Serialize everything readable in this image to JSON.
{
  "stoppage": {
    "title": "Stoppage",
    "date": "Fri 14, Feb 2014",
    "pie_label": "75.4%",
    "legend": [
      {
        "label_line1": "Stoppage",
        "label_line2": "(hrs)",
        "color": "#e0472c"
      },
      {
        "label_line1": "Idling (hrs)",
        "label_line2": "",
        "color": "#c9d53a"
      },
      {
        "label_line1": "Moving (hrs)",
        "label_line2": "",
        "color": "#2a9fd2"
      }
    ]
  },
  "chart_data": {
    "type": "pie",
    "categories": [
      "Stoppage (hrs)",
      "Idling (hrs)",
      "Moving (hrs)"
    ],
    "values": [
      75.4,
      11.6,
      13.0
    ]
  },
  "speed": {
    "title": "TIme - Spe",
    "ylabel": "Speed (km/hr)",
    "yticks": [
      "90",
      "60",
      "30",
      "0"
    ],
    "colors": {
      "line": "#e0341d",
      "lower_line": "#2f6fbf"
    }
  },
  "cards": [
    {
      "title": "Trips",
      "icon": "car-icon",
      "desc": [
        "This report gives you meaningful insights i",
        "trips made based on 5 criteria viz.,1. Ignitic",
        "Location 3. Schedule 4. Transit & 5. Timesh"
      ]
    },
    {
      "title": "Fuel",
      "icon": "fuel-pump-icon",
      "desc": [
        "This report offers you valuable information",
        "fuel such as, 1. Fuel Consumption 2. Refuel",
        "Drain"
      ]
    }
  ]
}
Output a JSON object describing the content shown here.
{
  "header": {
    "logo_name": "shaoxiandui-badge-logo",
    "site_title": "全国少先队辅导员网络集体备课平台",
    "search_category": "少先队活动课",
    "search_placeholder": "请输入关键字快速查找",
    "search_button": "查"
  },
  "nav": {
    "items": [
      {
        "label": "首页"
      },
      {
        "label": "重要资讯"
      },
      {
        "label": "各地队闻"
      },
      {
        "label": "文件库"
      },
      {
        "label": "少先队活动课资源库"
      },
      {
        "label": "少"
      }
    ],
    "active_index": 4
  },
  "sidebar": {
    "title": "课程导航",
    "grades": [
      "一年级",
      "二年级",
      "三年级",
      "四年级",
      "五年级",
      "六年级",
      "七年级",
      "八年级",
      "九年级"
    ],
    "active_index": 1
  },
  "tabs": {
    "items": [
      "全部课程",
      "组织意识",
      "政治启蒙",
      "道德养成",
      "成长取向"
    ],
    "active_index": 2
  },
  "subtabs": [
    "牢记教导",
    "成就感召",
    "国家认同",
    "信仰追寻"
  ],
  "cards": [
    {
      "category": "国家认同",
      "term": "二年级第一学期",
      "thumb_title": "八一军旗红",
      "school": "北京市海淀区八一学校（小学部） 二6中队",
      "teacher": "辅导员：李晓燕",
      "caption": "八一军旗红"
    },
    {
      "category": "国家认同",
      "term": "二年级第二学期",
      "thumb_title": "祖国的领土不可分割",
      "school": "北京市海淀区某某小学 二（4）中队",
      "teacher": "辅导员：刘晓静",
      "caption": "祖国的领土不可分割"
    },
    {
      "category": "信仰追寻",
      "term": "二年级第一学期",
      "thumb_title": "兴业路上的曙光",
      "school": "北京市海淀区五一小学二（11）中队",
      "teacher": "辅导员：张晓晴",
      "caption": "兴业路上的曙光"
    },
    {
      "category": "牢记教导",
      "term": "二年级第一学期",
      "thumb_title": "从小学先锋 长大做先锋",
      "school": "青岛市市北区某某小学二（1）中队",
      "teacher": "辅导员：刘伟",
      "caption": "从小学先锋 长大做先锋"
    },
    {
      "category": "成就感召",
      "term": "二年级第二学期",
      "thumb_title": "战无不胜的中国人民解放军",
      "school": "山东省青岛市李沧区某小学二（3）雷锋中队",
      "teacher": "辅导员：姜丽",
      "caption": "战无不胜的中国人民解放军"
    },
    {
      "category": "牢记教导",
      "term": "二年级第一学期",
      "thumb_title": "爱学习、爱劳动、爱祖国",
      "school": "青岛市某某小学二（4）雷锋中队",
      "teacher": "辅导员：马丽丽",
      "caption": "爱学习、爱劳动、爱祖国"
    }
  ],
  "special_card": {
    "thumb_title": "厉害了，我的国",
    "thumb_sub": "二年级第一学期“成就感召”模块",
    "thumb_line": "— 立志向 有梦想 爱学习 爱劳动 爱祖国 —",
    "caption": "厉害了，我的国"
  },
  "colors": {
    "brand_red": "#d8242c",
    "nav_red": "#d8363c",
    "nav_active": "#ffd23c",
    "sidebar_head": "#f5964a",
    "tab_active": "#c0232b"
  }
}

○ ○ ○ ○

WRITTEN INSTRUCTION -
Copy out each line of the records where the string "JSON" appears.

EXERCISE ANSWER -
Serialize everything readable in this image to JSON.
Output a JSON object describing the content shown here.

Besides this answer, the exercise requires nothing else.